_Set task_. Collect every line in the records below that contains the word "изменений".

__________

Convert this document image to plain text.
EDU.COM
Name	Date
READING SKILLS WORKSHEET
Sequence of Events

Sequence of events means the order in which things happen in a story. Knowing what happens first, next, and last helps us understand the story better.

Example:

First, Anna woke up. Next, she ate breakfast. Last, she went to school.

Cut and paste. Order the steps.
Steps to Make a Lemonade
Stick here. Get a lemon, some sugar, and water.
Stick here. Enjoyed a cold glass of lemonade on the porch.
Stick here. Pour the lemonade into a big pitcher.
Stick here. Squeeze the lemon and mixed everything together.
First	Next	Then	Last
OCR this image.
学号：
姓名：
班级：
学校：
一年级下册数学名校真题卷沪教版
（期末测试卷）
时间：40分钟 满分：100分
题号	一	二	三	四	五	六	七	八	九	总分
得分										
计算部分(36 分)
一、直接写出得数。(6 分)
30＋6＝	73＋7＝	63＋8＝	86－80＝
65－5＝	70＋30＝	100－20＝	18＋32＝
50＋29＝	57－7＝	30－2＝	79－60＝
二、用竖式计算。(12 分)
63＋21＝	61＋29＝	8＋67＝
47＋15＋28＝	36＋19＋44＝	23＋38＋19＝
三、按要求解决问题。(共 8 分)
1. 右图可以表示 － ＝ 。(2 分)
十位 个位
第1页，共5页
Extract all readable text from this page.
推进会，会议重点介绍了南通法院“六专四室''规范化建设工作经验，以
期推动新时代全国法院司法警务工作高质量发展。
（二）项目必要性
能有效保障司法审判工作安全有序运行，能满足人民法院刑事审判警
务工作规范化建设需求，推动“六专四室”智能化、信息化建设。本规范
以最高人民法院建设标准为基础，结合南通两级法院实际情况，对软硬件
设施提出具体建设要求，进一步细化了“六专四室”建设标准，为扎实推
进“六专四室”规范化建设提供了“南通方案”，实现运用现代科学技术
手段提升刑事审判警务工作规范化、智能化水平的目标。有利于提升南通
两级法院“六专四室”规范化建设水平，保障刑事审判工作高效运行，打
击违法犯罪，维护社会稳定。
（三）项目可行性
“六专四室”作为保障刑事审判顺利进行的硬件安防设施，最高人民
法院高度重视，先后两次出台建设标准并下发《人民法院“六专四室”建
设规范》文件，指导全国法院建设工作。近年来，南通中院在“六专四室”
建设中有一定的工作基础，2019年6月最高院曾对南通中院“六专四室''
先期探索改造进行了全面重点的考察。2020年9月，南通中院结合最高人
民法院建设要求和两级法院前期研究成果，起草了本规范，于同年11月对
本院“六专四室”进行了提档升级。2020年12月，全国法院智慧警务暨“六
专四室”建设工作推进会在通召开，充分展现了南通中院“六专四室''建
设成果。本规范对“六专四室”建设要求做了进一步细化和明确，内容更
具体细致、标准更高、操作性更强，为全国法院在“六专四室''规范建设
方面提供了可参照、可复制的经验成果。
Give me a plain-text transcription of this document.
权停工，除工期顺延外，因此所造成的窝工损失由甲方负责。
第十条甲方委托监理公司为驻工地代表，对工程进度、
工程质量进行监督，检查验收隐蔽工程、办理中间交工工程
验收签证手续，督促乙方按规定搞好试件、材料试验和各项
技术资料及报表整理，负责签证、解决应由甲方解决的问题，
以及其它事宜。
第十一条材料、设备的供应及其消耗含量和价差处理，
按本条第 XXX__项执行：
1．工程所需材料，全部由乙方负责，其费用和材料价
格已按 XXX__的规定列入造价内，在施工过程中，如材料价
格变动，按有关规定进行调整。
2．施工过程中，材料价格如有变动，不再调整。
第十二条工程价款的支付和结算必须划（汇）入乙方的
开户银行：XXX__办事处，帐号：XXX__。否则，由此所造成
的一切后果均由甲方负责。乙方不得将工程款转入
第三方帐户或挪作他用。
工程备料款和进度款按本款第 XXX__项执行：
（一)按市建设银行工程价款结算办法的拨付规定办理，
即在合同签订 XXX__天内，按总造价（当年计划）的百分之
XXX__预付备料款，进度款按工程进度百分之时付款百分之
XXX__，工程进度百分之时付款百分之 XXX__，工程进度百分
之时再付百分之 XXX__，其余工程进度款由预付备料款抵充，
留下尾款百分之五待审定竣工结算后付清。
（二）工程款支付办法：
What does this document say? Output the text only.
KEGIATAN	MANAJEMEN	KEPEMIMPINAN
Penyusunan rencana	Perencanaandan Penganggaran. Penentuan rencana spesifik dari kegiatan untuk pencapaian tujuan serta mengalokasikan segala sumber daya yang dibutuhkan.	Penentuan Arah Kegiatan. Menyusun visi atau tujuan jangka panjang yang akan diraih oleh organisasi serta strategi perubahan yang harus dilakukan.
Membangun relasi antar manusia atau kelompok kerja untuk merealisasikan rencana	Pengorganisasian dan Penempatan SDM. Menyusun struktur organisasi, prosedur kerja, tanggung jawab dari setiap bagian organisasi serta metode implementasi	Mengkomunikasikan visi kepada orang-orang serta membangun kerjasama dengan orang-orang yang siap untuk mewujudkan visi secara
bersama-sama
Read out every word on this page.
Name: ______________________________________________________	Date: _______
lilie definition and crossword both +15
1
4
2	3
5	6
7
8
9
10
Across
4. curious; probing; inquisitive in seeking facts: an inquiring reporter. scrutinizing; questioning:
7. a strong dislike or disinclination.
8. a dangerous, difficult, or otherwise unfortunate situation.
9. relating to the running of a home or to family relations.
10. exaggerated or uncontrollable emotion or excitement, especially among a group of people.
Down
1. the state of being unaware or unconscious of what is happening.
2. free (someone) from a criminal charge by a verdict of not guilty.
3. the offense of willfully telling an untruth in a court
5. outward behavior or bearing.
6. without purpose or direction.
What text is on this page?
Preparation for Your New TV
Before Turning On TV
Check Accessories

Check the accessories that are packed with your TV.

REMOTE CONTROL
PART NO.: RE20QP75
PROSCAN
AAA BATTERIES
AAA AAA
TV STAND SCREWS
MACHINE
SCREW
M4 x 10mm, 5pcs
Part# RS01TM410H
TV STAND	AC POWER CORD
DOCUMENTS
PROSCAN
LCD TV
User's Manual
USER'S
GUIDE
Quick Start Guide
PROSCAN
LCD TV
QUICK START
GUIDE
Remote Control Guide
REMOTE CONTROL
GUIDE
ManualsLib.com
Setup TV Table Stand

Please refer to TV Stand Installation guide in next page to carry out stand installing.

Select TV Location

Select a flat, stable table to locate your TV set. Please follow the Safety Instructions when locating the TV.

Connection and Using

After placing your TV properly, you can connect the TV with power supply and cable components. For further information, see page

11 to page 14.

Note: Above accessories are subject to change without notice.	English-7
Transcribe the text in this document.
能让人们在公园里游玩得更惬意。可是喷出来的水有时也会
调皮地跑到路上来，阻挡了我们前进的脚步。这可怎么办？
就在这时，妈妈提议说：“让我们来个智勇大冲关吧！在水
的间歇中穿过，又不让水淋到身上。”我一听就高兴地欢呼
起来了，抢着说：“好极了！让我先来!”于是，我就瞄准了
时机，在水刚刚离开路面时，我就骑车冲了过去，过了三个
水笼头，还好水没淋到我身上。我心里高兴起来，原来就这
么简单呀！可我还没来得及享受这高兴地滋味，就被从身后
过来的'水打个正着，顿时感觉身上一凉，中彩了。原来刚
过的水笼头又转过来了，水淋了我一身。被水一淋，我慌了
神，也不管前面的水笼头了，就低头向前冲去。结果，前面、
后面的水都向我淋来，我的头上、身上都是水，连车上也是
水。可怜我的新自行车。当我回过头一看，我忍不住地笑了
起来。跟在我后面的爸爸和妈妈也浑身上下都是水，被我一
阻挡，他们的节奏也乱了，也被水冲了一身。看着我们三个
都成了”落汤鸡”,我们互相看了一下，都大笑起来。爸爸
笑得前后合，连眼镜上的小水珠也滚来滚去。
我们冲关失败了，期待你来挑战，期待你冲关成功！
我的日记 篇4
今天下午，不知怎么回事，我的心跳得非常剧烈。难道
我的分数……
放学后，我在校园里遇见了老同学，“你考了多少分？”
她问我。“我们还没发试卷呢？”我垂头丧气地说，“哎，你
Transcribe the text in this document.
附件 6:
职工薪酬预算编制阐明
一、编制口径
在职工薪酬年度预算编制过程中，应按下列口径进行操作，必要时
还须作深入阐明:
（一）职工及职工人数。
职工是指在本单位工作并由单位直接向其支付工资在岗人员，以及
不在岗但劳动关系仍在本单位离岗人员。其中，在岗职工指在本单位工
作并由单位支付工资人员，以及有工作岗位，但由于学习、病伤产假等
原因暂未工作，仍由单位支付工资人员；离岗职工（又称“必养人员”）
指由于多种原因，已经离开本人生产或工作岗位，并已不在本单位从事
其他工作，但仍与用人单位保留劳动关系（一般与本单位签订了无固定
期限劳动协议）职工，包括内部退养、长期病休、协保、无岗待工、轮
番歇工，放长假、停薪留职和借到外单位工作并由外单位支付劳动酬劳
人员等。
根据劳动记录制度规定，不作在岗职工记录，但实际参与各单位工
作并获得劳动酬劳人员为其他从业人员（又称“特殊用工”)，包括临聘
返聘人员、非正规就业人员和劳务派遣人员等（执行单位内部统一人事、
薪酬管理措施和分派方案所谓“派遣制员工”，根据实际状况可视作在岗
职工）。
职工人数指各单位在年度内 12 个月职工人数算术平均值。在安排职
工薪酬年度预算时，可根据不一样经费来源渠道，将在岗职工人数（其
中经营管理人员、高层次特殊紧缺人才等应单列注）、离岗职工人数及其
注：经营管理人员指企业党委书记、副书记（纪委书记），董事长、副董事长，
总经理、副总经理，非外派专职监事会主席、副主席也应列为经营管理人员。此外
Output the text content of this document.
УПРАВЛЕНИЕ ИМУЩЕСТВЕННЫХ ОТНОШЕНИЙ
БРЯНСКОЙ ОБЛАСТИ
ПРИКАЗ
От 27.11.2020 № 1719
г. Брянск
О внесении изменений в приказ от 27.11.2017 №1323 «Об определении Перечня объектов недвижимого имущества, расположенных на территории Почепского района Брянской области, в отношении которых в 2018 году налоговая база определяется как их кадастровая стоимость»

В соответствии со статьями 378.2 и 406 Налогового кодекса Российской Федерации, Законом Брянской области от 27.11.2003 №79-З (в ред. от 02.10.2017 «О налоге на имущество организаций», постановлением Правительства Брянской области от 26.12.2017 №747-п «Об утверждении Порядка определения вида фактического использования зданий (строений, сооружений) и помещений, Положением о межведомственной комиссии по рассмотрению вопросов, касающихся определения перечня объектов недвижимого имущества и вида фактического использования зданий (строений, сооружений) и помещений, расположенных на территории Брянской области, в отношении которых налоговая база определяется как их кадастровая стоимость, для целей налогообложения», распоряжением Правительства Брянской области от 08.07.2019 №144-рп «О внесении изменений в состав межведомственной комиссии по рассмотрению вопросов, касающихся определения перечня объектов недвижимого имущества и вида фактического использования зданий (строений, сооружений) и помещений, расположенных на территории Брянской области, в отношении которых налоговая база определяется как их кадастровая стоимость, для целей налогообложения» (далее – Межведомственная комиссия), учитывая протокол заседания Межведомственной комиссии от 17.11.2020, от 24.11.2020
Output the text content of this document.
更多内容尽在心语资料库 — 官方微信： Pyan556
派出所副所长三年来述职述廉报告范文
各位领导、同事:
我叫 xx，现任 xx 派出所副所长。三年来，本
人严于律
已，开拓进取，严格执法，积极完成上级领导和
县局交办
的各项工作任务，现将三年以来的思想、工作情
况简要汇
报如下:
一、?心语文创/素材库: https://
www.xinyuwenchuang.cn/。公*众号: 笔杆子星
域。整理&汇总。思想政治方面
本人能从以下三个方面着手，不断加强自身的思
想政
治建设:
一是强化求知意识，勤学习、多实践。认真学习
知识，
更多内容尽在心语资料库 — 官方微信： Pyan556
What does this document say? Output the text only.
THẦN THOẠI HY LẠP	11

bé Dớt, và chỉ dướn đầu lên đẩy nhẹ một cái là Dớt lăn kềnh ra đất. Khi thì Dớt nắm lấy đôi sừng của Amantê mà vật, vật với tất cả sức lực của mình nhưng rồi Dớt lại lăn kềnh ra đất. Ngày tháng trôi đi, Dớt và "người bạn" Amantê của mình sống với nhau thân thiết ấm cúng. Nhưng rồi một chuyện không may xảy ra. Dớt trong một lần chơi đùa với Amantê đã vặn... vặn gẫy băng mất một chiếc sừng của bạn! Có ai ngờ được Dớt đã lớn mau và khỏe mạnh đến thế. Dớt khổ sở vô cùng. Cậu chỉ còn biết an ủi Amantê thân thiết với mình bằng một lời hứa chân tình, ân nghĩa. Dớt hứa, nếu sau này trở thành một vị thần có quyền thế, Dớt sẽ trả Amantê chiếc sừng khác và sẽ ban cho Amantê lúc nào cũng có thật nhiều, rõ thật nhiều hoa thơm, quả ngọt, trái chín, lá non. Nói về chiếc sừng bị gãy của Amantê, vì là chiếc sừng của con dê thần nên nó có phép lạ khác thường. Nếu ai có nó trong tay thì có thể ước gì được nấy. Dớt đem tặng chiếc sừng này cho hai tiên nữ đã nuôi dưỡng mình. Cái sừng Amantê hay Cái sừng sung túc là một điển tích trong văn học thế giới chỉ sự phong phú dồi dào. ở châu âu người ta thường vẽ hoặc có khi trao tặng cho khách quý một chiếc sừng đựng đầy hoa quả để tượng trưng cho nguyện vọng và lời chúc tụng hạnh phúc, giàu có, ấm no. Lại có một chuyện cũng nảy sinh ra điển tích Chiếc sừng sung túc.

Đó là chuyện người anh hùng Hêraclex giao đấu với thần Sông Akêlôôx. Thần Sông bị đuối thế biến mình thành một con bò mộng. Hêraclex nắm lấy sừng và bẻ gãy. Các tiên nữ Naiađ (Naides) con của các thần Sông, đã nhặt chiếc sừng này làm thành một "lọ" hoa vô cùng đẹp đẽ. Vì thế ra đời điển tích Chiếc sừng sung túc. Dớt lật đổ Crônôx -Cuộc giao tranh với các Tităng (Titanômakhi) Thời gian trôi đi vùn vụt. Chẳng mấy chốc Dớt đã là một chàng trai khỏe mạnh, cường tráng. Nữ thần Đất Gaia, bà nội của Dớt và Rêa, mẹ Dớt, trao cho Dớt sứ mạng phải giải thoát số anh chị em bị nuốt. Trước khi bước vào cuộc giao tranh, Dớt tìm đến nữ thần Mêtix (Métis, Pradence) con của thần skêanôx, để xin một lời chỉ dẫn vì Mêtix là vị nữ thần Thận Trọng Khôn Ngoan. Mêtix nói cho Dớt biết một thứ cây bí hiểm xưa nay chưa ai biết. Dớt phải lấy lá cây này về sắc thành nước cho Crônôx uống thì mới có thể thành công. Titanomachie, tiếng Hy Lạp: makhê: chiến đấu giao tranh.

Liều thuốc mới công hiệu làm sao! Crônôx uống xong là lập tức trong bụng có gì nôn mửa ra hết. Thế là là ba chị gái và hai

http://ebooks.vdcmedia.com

__________

_Result_.
О внесении изменений в приказ от 27.11.2017 №1323 «Об определении Перечня объектов недвижимого имущества, расположенных на территории Почепского района Брянской области, в отношении которых в 2018 году налоговая база определяется как их кадастровая стоимость»
В соответствии со статьями 378.2 и 406 Налогового кодекса Российской Федерации, Законом Брянской области от 27.11.2003 №79-З (в ред. от 02.10.2017 «О налоге на имущество организаций», постановлением Правительства Брянской области от 26.12.2017 №747-п «Об утверждении Порядка определения вида фактического использования зданий (строений, сооружений) и помещений, Положением о межведомственной комиссии по рассмотрению вопросов, касающихся определения перечня объектов недвижимого имущества и вида фактического использования зданий (строений, сооружений) и помещений, расположенных на территории Брянской области, в отношении которых налоговая база определяется как их кадастровая стоимость, для целей налогообложения», распоряжением Правительства Брянской области от 08.07.2019 №144-рп «О внесении изменений в состав межведомственной комиссии по рассмотрению вопросов, касающихся определения перечня объектов недвижимого имущества и вида фактического использования зданий (строений, сооружений) и помещений, расположенных на территории Брянской области, в отношении которых налоговая база определяется как их кадастровая стоимость, для целей налогообложения» (далее – Межведомственная комиссия), учитывая протокол заседания Межведомственной комиссии от 17.11.2020, от 24.11.2020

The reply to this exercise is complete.